Exercise requirements: Collect all lines from the listing that include the string "Close".

--- START ---

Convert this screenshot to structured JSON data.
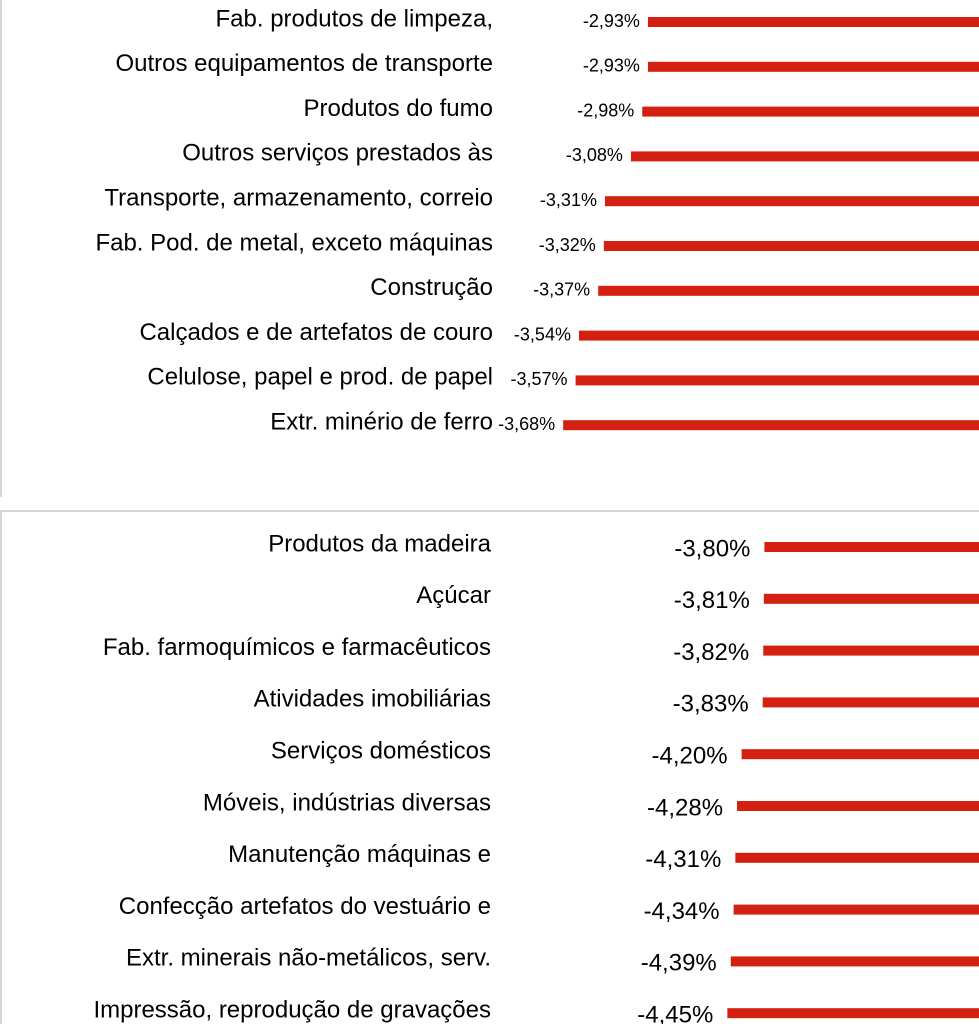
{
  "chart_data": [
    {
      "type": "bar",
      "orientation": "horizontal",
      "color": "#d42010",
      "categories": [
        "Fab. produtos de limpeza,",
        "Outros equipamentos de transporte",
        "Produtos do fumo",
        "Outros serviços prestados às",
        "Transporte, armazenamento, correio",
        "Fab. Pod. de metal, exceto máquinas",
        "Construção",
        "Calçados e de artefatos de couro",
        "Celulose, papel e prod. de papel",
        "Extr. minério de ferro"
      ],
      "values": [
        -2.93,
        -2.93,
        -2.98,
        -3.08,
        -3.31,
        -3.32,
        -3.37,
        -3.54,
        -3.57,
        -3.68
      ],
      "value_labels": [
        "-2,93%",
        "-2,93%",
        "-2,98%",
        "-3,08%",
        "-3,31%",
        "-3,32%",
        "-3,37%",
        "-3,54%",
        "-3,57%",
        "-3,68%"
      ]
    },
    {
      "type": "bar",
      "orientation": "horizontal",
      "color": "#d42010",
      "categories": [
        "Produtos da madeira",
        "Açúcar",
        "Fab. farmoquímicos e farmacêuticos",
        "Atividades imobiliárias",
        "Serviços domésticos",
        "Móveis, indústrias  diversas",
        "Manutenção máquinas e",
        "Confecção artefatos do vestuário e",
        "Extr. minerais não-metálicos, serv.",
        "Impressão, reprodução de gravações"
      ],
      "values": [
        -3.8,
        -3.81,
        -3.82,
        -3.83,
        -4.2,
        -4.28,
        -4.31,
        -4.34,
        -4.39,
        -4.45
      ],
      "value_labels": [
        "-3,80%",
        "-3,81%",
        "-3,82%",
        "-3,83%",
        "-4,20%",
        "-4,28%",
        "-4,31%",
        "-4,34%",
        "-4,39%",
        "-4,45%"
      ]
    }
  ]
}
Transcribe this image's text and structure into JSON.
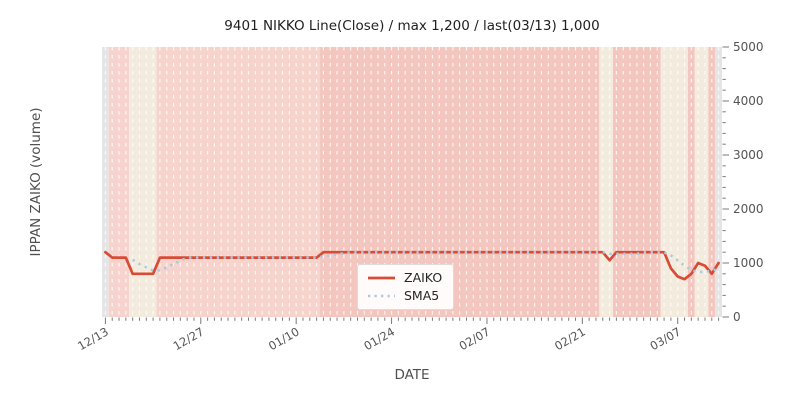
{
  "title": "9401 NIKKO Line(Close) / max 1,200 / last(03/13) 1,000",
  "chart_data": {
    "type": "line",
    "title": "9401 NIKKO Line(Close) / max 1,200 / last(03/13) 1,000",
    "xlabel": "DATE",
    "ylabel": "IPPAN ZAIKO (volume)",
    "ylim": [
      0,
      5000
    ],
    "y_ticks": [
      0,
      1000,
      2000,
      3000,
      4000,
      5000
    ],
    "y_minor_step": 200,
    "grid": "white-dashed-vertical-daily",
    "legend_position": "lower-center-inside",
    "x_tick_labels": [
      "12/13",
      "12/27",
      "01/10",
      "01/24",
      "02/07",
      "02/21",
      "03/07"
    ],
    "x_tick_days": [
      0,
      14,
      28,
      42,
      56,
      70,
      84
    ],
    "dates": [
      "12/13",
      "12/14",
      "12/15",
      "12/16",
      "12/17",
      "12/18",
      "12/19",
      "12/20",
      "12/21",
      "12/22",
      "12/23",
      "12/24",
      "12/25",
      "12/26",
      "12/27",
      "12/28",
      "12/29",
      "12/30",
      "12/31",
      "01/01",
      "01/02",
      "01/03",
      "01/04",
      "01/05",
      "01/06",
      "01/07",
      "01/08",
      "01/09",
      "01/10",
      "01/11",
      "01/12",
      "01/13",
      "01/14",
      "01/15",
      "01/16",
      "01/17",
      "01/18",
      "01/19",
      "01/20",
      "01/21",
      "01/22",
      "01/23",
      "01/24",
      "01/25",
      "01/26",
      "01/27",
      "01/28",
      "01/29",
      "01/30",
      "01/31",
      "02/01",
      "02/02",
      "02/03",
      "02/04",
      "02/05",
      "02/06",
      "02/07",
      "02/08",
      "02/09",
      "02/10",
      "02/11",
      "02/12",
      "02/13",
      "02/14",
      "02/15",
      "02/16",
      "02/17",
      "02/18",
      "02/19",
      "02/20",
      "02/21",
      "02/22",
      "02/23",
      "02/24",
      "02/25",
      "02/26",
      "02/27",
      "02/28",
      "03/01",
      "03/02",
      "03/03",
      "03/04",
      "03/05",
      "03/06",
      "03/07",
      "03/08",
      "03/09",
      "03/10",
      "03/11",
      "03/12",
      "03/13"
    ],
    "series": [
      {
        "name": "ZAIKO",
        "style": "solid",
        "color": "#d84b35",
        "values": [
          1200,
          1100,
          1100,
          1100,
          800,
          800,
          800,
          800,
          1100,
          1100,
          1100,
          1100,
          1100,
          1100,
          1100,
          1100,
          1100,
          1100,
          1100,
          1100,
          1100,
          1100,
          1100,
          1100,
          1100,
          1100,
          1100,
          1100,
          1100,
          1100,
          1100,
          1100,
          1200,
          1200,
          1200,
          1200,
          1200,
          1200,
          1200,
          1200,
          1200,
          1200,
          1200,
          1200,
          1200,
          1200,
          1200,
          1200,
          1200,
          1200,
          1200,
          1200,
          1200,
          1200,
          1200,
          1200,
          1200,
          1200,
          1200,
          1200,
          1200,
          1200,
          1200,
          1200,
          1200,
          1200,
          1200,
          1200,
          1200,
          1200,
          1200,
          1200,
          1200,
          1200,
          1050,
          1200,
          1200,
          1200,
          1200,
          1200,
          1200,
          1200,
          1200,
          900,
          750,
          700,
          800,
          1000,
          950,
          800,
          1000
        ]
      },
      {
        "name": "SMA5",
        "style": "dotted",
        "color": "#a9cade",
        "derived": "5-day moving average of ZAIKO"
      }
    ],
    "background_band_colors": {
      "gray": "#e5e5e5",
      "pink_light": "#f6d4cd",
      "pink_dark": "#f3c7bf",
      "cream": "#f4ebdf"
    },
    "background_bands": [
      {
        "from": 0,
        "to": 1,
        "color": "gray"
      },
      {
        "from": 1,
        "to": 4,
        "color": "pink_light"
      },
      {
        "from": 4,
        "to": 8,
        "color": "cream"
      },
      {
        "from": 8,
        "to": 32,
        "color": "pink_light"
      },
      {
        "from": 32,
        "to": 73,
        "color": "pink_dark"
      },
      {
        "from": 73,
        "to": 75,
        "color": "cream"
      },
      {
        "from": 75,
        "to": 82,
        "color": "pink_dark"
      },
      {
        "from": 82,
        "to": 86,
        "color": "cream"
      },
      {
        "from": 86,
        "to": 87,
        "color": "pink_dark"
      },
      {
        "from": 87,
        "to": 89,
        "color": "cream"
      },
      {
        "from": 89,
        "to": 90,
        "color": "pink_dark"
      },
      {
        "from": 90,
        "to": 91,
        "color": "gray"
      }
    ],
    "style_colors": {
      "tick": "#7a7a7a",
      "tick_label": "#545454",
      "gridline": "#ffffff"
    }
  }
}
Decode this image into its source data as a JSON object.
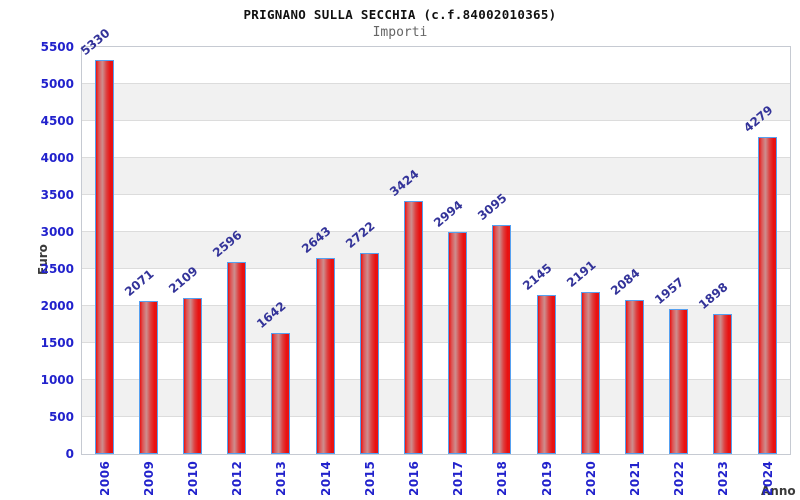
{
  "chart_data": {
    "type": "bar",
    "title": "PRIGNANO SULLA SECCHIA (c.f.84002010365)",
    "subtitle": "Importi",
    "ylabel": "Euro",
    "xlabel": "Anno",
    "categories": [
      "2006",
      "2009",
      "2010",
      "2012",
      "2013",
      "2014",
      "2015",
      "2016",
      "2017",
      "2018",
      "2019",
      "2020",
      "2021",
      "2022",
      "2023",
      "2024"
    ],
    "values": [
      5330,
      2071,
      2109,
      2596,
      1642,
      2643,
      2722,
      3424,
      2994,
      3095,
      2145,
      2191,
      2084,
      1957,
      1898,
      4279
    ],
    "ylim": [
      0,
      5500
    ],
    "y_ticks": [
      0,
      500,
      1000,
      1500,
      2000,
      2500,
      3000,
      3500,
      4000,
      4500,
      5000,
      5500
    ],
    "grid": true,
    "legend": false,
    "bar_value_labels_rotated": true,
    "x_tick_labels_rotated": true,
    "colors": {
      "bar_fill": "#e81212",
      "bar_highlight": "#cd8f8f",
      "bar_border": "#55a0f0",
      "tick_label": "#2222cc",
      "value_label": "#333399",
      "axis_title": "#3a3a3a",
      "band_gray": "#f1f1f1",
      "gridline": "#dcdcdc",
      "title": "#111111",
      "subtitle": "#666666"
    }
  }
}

--- END ---

Answer to the task:
  "title": "9401 NIKKO Line(Close) / max 1,200 / last(03/13) 1,000",
    "title": "9401 NIKKO Line(Close) / max 1,200 / last(03/13) 1,000",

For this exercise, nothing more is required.